(Figure contents as structured data)
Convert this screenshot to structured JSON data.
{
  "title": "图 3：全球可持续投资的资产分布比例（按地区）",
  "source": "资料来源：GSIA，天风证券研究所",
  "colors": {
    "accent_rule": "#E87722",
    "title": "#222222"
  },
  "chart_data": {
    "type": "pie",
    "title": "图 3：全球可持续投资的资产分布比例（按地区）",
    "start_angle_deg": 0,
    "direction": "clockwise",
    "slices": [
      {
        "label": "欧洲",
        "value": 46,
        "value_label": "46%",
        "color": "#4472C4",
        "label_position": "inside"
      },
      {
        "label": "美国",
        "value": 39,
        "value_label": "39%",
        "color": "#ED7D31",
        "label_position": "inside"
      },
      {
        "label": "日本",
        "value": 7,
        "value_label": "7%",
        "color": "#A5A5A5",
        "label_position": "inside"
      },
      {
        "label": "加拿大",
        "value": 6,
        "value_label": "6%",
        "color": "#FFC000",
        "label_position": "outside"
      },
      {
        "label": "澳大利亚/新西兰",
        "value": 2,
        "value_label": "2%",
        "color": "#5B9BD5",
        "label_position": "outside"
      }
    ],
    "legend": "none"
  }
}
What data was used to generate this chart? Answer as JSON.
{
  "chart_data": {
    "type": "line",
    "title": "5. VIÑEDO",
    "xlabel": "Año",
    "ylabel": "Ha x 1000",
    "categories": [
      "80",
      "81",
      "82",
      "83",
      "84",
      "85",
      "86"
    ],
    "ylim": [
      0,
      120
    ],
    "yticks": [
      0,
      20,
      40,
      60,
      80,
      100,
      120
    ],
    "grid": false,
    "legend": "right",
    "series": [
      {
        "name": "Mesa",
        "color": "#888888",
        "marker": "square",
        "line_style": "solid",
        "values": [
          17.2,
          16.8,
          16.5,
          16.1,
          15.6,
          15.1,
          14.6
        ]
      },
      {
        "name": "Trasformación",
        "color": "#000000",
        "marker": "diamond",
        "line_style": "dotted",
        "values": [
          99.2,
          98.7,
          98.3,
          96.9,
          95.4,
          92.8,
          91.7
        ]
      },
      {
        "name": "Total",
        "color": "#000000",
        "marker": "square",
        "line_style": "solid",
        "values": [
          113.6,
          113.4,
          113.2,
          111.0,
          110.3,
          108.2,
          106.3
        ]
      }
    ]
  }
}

# TASK BRIEF:
Pick out each line in the material containing "title".

# SOLUTION TO THE EXERCISE:
  "title": "图 3：全球可持续投资的资产分布比例（按地区）",
    "title": "#222222"
    "title": "图 3：全球可持续投资的资产分布比例（按地区）",
    "title": "5. VIÑEDO",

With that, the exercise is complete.